◆ Given information
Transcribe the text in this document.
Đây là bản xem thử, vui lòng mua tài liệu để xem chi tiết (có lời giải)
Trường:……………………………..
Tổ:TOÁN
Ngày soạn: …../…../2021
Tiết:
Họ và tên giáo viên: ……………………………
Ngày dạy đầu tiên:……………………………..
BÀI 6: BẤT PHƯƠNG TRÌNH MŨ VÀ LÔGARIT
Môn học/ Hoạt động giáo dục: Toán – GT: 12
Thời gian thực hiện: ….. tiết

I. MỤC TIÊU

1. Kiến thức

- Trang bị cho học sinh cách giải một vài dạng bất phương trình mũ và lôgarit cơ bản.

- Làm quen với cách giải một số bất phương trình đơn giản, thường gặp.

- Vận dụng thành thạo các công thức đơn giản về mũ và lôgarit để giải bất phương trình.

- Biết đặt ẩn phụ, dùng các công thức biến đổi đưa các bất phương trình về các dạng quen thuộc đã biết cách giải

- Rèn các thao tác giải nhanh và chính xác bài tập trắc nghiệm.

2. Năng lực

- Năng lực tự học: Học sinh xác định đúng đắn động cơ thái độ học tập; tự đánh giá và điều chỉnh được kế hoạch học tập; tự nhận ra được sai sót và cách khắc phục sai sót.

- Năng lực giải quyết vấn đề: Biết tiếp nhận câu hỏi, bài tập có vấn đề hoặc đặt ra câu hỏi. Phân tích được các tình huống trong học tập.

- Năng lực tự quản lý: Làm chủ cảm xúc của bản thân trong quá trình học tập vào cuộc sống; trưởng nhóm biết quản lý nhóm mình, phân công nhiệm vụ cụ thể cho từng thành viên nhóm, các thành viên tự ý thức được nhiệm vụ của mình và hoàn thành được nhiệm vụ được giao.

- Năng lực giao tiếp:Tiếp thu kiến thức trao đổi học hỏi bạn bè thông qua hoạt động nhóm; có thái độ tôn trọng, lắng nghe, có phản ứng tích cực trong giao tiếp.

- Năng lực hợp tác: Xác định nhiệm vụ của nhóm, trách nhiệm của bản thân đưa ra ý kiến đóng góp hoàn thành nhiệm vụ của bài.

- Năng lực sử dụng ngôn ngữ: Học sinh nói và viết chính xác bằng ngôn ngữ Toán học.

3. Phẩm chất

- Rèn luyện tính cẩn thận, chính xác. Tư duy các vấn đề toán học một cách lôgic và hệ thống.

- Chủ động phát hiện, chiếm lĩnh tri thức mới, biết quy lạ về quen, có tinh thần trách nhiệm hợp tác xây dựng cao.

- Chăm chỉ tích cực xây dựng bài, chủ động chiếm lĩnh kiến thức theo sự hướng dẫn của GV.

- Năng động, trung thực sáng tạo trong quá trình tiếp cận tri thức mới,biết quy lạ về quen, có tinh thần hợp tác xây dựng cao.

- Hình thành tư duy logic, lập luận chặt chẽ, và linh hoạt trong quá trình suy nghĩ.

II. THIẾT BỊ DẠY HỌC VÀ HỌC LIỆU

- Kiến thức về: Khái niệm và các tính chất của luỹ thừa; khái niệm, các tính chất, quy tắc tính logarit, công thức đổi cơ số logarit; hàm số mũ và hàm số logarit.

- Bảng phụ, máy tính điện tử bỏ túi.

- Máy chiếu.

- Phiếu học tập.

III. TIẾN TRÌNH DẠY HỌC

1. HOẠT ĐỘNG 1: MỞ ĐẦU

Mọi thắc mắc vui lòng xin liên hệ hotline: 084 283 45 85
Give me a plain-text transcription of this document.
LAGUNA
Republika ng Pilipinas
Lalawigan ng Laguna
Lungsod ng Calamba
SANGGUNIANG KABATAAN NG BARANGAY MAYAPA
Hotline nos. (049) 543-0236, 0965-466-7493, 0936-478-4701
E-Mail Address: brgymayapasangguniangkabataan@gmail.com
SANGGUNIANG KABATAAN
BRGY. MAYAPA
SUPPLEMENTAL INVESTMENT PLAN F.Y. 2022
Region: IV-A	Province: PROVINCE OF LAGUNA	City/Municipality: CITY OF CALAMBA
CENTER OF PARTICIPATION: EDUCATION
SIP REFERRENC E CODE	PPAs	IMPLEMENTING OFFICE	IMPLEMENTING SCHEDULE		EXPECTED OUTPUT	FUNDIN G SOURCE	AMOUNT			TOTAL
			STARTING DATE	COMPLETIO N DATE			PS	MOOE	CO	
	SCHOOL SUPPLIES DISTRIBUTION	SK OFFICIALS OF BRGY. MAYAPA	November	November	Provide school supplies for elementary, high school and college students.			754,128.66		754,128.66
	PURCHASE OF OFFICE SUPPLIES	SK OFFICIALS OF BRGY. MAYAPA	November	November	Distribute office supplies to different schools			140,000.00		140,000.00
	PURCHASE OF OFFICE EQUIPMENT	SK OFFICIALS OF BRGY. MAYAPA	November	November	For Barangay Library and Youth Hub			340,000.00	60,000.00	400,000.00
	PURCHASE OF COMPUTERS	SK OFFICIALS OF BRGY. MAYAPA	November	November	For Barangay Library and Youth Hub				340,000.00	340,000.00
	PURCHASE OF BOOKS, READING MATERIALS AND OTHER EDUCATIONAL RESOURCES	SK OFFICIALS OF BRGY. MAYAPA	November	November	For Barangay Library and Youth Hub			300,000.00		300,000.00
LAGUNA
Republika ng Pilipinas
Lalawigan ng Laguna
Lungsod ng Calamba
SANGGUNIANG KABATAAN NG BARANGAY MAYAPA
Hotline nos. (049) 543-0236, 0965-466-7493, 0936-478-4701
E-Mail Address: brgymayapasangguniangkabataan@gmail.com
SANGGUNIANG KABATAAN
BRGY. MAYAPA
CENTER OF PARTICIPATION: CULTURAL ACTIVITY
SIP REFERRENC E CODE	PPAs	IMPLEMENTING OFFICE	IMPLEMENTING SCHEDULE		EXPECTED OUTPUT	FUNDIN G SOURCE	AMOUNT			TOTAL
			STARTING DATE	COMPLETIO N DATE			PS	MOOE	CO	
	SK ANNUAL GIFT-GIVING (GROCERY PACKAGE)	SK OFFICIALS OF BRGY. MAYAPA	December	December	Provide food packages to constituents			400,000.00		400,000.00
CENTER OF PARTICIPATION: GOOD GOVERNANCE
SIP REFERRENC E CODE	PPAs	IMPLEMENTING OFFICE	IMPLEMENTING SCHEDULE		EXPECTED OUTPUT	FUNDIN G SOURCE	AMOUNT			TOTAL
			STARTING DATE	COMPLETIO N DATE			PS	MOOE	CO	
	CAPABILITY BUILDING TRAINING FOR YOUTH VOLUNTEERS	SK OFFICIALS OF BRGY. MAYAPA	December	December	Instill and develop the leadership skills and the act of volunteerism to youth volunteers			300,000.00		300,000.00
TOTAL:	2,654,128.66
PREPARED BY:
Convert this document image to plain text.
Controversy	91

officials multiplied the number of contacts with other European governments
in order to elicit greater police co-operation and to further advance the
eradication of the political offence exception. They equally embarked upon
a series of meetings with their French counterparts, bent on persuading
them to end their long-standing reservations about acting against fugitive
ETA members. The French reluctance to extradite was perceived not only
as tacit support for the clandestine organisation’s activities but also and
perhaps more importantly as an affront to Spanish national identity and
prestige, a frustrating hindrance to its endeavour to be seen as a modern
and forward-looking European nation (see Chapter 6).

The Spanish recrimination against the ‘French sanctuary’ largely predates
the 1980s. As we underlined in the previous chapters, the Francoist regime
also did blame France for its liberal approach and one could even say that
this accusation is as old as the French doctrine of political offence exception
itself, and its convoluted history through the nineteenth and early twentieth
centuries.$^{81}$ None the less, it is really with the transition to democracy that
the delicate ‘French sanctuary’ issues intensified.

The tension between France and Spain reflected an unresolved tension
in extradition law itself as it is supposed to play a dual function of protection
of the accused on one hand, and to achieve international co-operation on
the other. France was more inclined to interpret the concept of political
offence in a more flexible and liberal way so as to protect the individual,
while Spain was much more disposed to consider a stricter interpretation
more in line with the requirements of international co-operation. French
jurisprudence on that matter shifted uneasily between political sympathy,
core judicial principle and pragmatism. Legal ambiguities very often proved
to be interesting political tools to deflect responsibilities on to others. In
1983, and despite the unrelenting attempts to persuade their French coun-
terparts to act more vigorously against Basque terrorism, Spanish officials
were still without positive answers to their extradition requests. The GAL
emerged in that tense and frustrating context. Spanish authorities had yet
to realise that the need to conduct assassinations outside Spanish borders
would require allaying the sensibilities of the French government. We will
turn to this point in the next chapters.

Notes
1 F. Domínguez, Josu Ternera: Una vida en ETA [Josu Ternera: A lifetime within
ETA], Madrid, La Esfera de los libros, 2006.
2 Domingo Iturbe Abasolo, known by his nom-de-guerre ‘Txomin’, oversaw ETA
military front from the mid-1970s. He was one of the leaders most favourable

◆ Problem description
Only the number is wanted: how many lines in the data include the word "giáo"?

◆ Response to the exercise
2